Go through the records below line by line, counting those that contain the word "subtitle"; answer with the count only.

(Rows from a figure dataset)
····················
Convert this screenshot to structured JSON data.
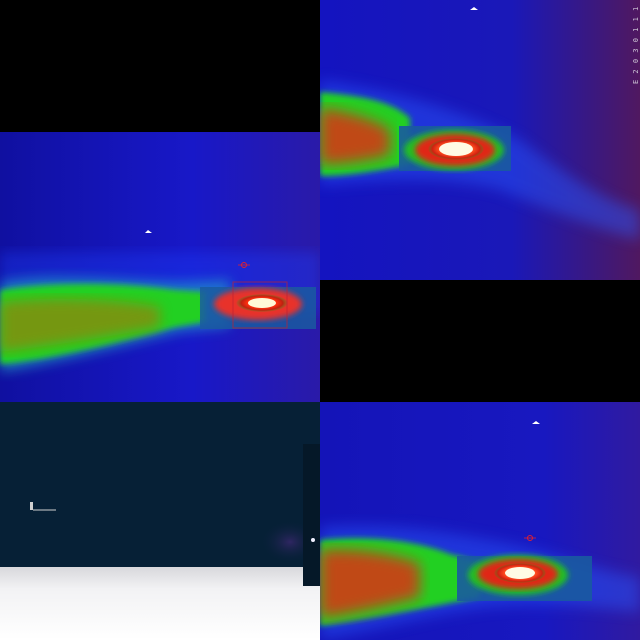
{
  "panels": [
    {
      "name": "thermal-panel-top-left",
      "kind": "thermal"
    },
    {
      "name": "thermal-panel-top-right",
      "kind": "thermal"
    },
    {
      "name": "dark-scene-panel-bottom-left",
      "kind": "visible"
    },
    {
      "name": "thermal-panel-bottom-right",
      "kind": "thermal"
    }
  ],
  "overlay_text": {
    "edge_caption": "E 2 0 3 0 1 1 1 1"
  },
  "colors": {
    "background_blue": "#1a1ad8",
    "deep_blue": "#0b0ba8",
    "green": "#1ad21a",
    "olive": "#7a7a10",
    "red": "#e02010",
    "hot_white": "#fff4c8",
    "dark_scene": "#062036",
    "floor_white": "#eeeef2"
  }
}
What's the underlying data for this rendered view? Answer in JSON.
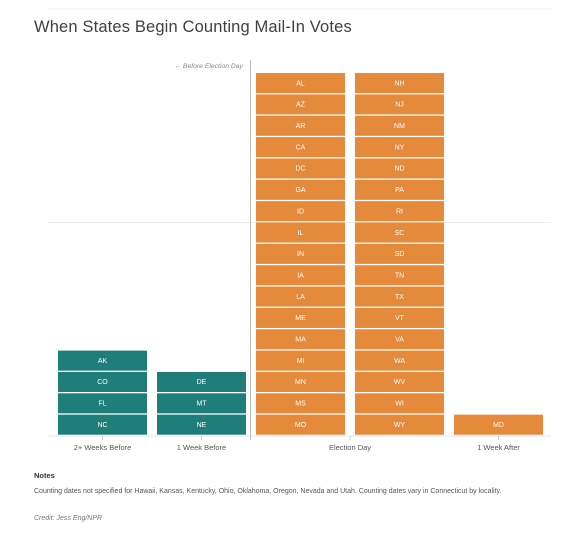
{
  "title": "When States Begin Counting Mail-In Votes",
  "annotation": "← Before Election Day",
  "notes_heading": "Notes",
  "notes_text": "Counting dates not specified for Hawaii, Kansas, Kentucky, Ohio, Oklahoma, Oregon, Nevada and Utah. Counting dates vary in Connecticut by locality.",
  "credit": "Credit: Jess Eng/NPR",
  "colors": {
    "before": "#1f7e7a",
    "on_or_after": "#e5893a"
  },
  "chart_data": {
    "type": "bar",
    "subtype": "stacked-unit",
    "title": "When States Begin Counting Mail-In Votes",
    "groups": [
      {
        "category": "2+ Weeks Before",
        "color": "before",
        "columns": [
          [
            "NC",
            "FL",
            "CO",
            "AK"
          ]
        ]
      },
      {
        "category": "1 Week Before",
        "color": "before",
        "columns": [
          [
            "NE",
            "MT",
            "DE"
          ]
        ]
      },
      {
        "category": "Election Day",
        "color": "on_or_after",
        "columns": [
          [
            "MO",
            "MS",
            "MN",
            "MI",
            "MA",
            "ME",
            "LA",
            "IA",
            "IN",
            "IL",
            "ID",
            "GA",
            "DC",
            "CA",
            "AR",
            "AZ",
            "AL"
          ],
          [
            "WY",
            "WI",
            "WV",
            "WA",
            "VA",
            "VT",
            "TX",
            "TN",
            "SD",
            "SC",
            "RI",
            "PA",
            "ND",
            "NY",
            "NM",
            "NJ",
            "NH"
          ]
        ]
      },
      {
        "category": "1 Week After",
        "color": "on_or_after",
        "columns": [
          [
            "MD"
          ]
        ]
      }
    ],
    "counts": [
      4,
      3,
      34,
      1
    ],
    "grid": true,
    "divider_label": "← Before Election Day"
  }
}
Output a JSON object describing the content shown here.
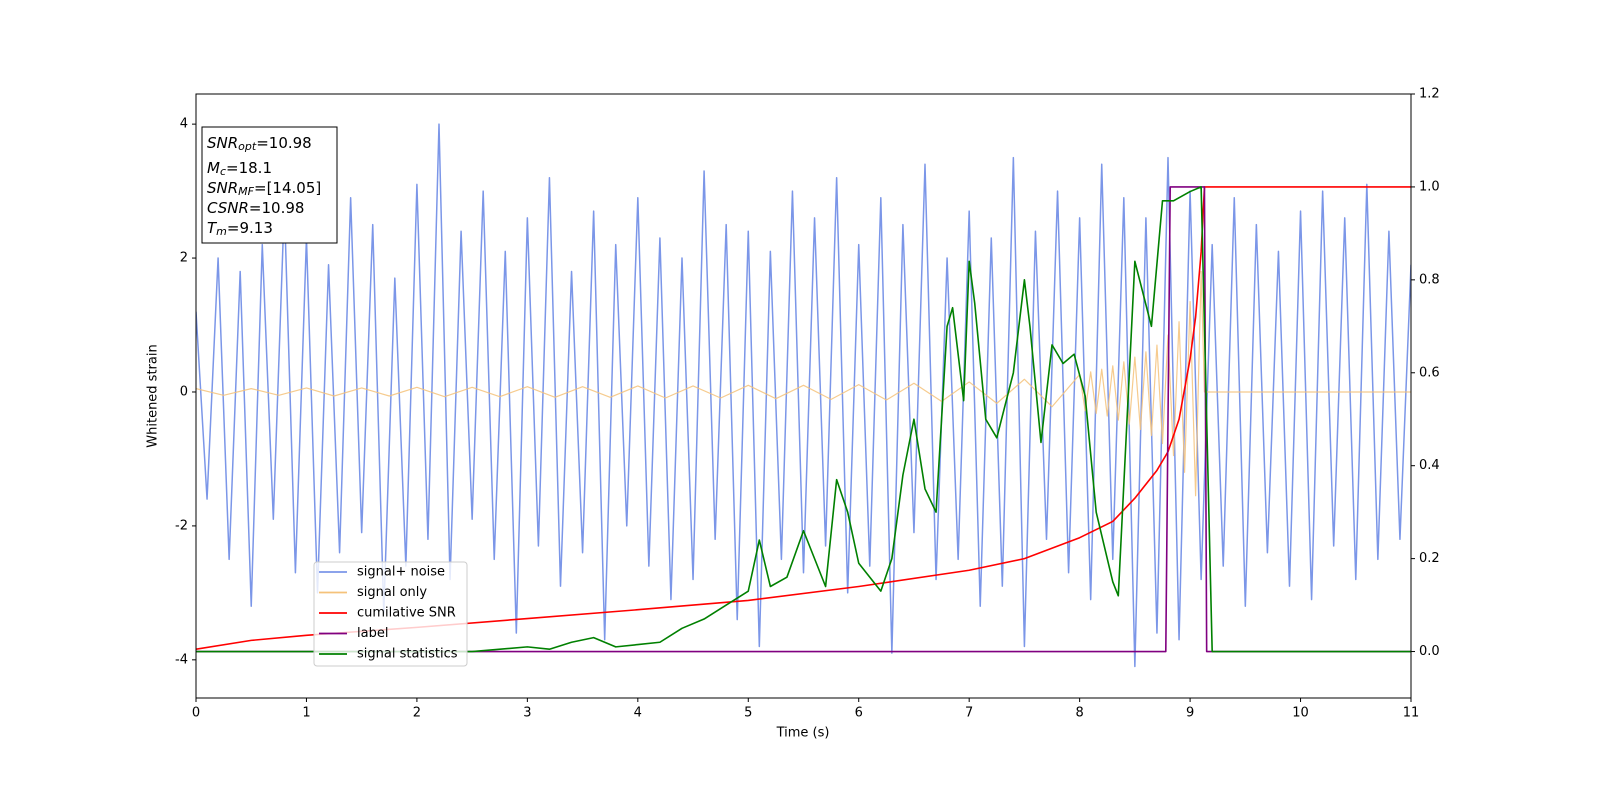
{
  "chart_data": {
    "type": "line",
    "xlabel": "Time (s)",
    "ylabel": "Whitened strain",
    "xlim": [
      0,
      11
    ],
    "xticks": [
      0,
      1,
      2,
      3,
      4,
      5,
      6,
      7,
      8,
      9,
      10,
      11
    ],
    "ylim": [
      -4.57,
      4.45
    ],
    "yticks": [
      -4,
      -2,
      0,
      2,
      4
    ],
    "y2lim": [
      -0.1,
      1.2
    ],
    "y2ticks": [
      {
        "value": 0,
        "label": "0.0"
      },
      0.2,
      0.4,
      0.6,
      0.8,
      {
        "value": 1,
        "label": "1.0"
      },
      1.2
    ],
    "legend": "lower left",
    "annotations": [
      {
        "symbol": "SNR",
        "subscript": "opt",
        "text": "=10.98"
      },
      {
        "symbol": "M",
        "subscript": "c",
        "text": "=18.1"
      },
      {
        "symbol": "SNR",
        "subscript": "MF",
        "text": "=[14.05]"
      },
      {
        "symbol": "CSNR",
        "text": "=10.98"
      },
      {
        "symbol": "T",
        "subscript": "m",
        "text": "=9.13"
      }
    ],
    "series": [
      {
        "name": "signal+ noise",
        "color": "#7b96e8",
        "x": [
          0,
          0.1,
          0.2,
          0.3,
          0.4,
          0.5,
          0.6,
          0.7,
          0.8,
          0.9,
          1,
          1.1,
          1.2,
          1.3,
          1.4,
          1.5,
          1.6,
          1.7,
          1.8,
          1.9,
          2,
          2.1,
          2.2,
          2.3,
          2.4,
          2.5,
          2.6,
          2.7,
          2.8,
          2.9,
          3,
          3.1,
          3.2,
          3.3,
          3.4,
          3.5,
          3.6,
          3.7,
          3.8,
          3.9,
          4,
          4.1,
          4.2,
          4.3,
          4.4,
          4.5,
          4.6,
          4.7,
          4.8,
          4.9,
          5,
          5.1,
          5.2,
          5.3,
          5.4,
          5.5,
          5.6,
          5.7,
          5.8,
          5.9,
          6,
          6.1,
          6.2,
          6.3,
          6.4,
          6.5,
          6.6,
          6.7,
          6.8,
          6.9,
          7,
          7.1,
          7.2,
          7.3,
          7.4,
          7.5,
          7.6,
          7.7,
          7.8,
          7.9,
          8,
          8.1,
          8.2,
          8.3,
          8.4,
          8.5,
          8.6,
          8.7,
          8.8,
          8.9,
          9,
          9.1,
          9.2,
          9.3,
          9.4,
          9.5,
          9.6,
          9.7,
          9.8,
          9.9,
          10,
          10.1,
          10.2,
          10.3,
          10.4,
          10.5,
          10.6,
          10.7,
          10.8,
          10.9,
          11
        ],
        "values": [
          1.2,
          -1.6,
          2.0,
          -2.5,
          1.8,
          -3.2,
          2.2,
          -1.9,
          2.8,
          -2.7,
          2.3,
          -3.0,
          1.9,
          -2.4,
          2.9,
          -2.1,
          2.5,
          -3.3,
          1.7,
          -2.6,
          3.1,
          -2.2,
          4.0,
          -2.8,
          2.4,
          -1.9,
          3.0,
          -2.5,
          2.1,
          -3.6,
          2.6,
          -2.3,
          3.2,
          -2.9,
          1.8,
          -2.4,
          2.7,
          -3.7,
          2.2,
          -2.0,
          2.9,
          -2.6,
          2.3,
          -3.1,
          2.0,
          -2.8,
          3.3,
          -2.2,
          2.5,
          -3.4,
          2.4,
          -3.8,
          2.1,
          -2.5,
          3.0,
          -2.7,
          2.6,
          -2.3,
          3.2,
          -3.0,
          2.2,
          -2.6,
          2.9,
          -3.9,
          2.5,
          -2.1,
          3.4,
          -2.8,
          2.0,
          -2.5,
          2.7,
          -3.2,
          2.3,
          -2.9,
          3.5,
          -3.8,
          2.4,
          -2.2,
          3.0,
          -2.7,
          2.6,
          -3.1,
          3.4,
          -2.5,
          2.9,
          -4.1,
          2.6,
          -3.6,
          3.5,
          -3.7,
          3.0,
          -2.8,
          2.2,
          -2.6,
          2.9,
          -3.2,
          2.5,
          -2.4,
          2.1,
          -2.9,
          2.7,
          -3.1,
          3.0,
          -2.3,
          2.6,
          -2.8,
          3.1,
          -2.5,
          2.4,
          -2.2,
          1.9
        ]
      },
      {
        "name": "signal only",
        "color": "#f5c27a",
        "x": [
          0,
          0.25,
          0.5,
          0.75,
          1,
          1.25,
          1.5,
          1.75,
          2,
          2.25,
          2.5,
          2.75,
          3,
          3.25,
          3.5,
          3.75,
          4,
          4.25,
          4.5,
          4.75,
          5,
          5.25,
          5.5,
          5.75,
          6,
          6.25,
          6.5,
          6.75,
          7,
          7.25,
          7.5,
          7.75,
          8,
          8.05,
          8.1,
          8.15,
          8.2,
          8.25,
          8.3,
          8.35,
          8.4,
          8.45,
          8.5,
          8.55,
          8.6,
          8.65,
          8.7,
          8.75,
          8.8,
          8.85,
          8.9,
          8.95,
          9,
          9.05,
          9.1,
          9.13,
          11
        ],
        "values": [
          0.05,
          -0.05,
          0.05,
          -0.05,
          0.06,
          -0.06,
          0.06,
          -0.06,
          0.07,
          -0.07,
          0.07,
          -0.07,
          0.08,
          -0.08,
          0.08,
          -0.08,
          0.09,
          -0.09,
          0.09,
          -0.09,
          0.1,
          -0.1,
          0.1,
          -0.11,
          0.11,
          -0.12,
          0.13,
          -0.14,
          0.15,
          -0.17,
          0.19,
          -0.22,
          0.26,
          -0.28,
          0.3,
          -0.32,
          0.34,
          -0.36,
          0.39,
          -0.42,
          0.45,
          -0.48,
          0.52,
          -0.56,
          0.6,
          -0.65,
          0.7,
          -0.77,
          0.85,
          -0.95,
          1.05,
          -1.2,
          1.35,
          -1.55,
          1.8,
          0,
          0
        ]
      },
      {
        "name": "cumilative SNR",
        "color": "#ff0000",
        "axis": "y2",
        "x": [
          0,
          0.5,
          1,
          2,
          3,
          4,
          5,
          6,
          7,
          7.5,
          8,
          8.3,
          8.5,
          8.7,
          8.8,
          8.9,
          9,
          9.05,
          9.1,
          9.13,
          11
        ],
        "values": [
          0.005,
          0.024,
          0.035,
          0.052,
          0.071,
          0.09,
          0.11,
          0.14,
          0.175,
          0.2,
          0.245,
          0.28,
          0.33,
          0.39,
          0.43,
          0.5,
          0.63,
          0.72,
          0.86,
          1.0,
          1.0
        ]
      },
      {
        "name": "label",
        "color": "#800080",
        "axis": "y2",
        "x": [
          0,
          8.78,
          8.82,
          9.13,
          9.15,
          11
        ],
        "values": [
          0,
          0,
          1,
          1,
          0,
          0
        ]
      },
      {
        "name": "signal statistics",
        "color": "#008000",
        "axis": "y2",
        "x": [
          0,
          2,
          2.5,
          3,
          3.2,
          3.4,
          3.6,
          3.8,
          4,
          4.2,
          4.4,
          4.6,
          4.8,
          5,
          5.1,
          5.2,
          5.35,
          5.5,
          5.7,
          5.8,
          5.9,
          6,
          6.2,
          6.3,
          6.4,
          6.5,
          6.6,
          6.7,
          6.8,
          6.85,
          6.95,
          7,
          7.05,
          7.15,
          7.25,
          7.4,
          7.5,
          7.55,
          7.65,
          7.75,
          7.85,
          7.95,
          8.05,
          8.15,
          8.3,
          8.35,
          8.5,
          8.65,
          8.75,
          8.85,
          9,
          9.1,
          9.15,
          9.2,
          11
        ],
        "values": [
          0,
          0,
          0,
          0.01,
          0.005,
          0.02,
          0.03,
          0.01,
          0.015,
          0.02,
          0.05,
          0.07,
          0.1,
          0.13,
          0.24,
          0.14,
          0.16,
          0.26,
          0.14,
          0.37,
          0.3,
          0.19,
          0.13,
          0.2,
          0.38,
          0.5,
          0.35,
          0.3,
          0.7,
          0.74,
          0.54,
          0.84,
          0.75,
          0.5,
          0.46,
          0.6,
          0.8,
          0.7,
          0.45,
          0.66,
          0.62,
          0.64,
          0.55,
          0.3,
          0.15,
          0.12,
          0.84,
          0.7,
          0.97,
          0.97,
          0.99,
          1.0,
          0.5,
          0,
          0
        ]
      }
    ]
  }
}
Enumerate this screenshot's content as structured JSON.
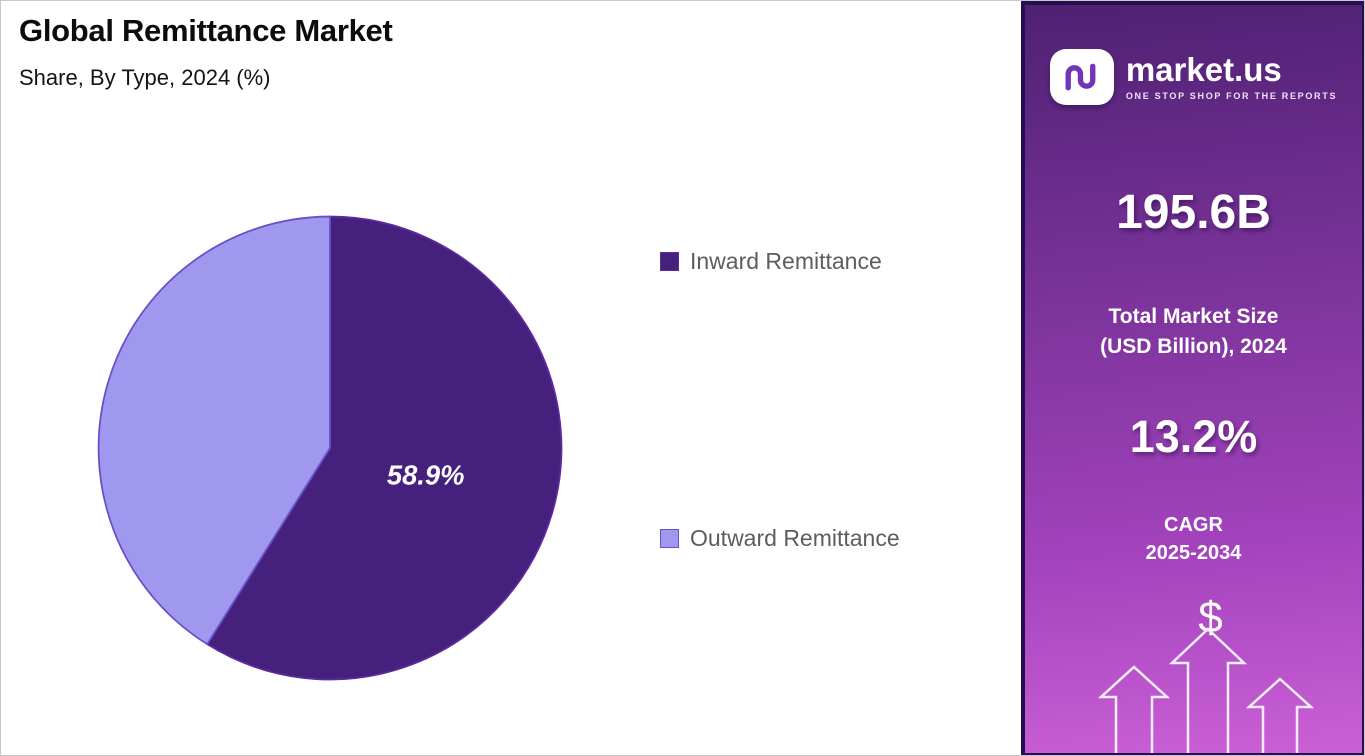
{
  "header": {
    "title": "Global Remittance Market",
    "subtitle": "Share, By Type, 2024 (%)"
  },
  "chart_data": {
    "type": "pie",
    "title": "Global Remittance Market",
    "subtitle": "Share, By Type, 2024 (%)",
    "unit": "%",
    "start_angle_deg": 0,
    "direction": "clockwise",
    "legend_position": "right",
    "slices": [
      {
        "label": "Inward Remittance",
        "value": 58.9,
        "display_label": "58.9%",
        "color": "#46207d",
        "border_color": "#5e2b9e"
      },
      {
        "label": "Outward Remittance",
        "value": 41.1,
        "display_label": "",
        "color": "#9f98ee",
        "border_color": "#6650c6"
      }
    ]
  },
  "sidebar": {
    "logo": {
      "brand": "market.us",
      "tagline": "ONE STOP SHOP FOR THE REPORTS"
    },
    "stats": [
      {
        "value": "195.6B",
        "label_lines": [
          "Total Market Size",
          "(USD Billion), 2024"
        ]
      },
      {
        "value": "13.2%",
        "label_lines": [
          "CAGR",
          "2025-2034"
        ]
      }
    ],
    "dollar_symbol": "$",
    "colors": {
      "gradient_top": "#4e2173",
      "gradient_mid": "#a343bd",
      "gradient_bottom": "#cb60d6",
      "panel_border": "#250f52",
      "logo_mark": "#7335b8"
    }
  }
}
····················
**Written solution:**
2